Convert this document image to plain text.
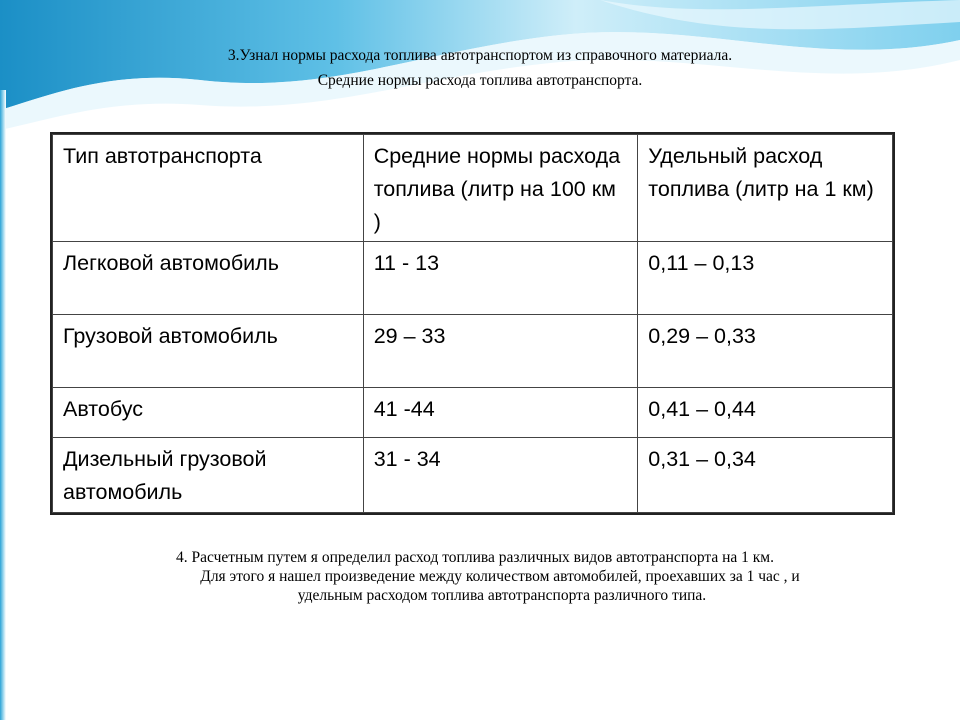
3.Узнал нормы расхода топлива автотранспортом из справочного материала.
Средние нормы расхода топлива автотранспорта.
Тип автотранспорта	Средние нормы расхода топлива (литр на 100 км )	Удельный расход топлива (литр на 1 км)
Легковой автомобиль	11 - 13	0,11 – 0,13
Грузовой автомобиль	29 – 33	0,29 – 0,33
Автобус	41 -44	0,41 – 0,44
Дизельный грузовой автомобиль	31 - 34	0,31 – 0,34
4. Расчетным путем я определил расход топлива различных видов автотранспорта на 1 км.
Для этого я нашел произведение между количеством автомобилей, проехавших за 1 час , и
удельным расходом топлива автотранспорта различного типа.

WHAT IS NEEDED »
Each entry shown above must be quoted exactly, with its pictures left out.

OUTPUT FOR THIS TASK »
Convert this document image to plain text.
3.Узнал нормы расхода топлива автотранспортом из справочного материала.
Средние нормы расхода топлива автотранспорта.
Тип автотранспорта	Средние нормы расхода топлива (литр на 100 км )	Удельный расход топлива (литр на 1 км)
Легковой автомобиль	11 - 13	0,11 – 0,13
Грузовой автомобиль	29 – 33	0,29 – 0,33
Автобус	41 -44	0,41 – 0,44
Дизельный грузовой автомобиль	31 - 34	0,31 – 0,34
4. Расчетным путем я определил расход топлива различных видов автотранспорта на 1 км.
Для этого я нашел произведение между количеством автомобилей, проехавших за 1 час , и
удельным расходом топлива автотранспорта различного типа.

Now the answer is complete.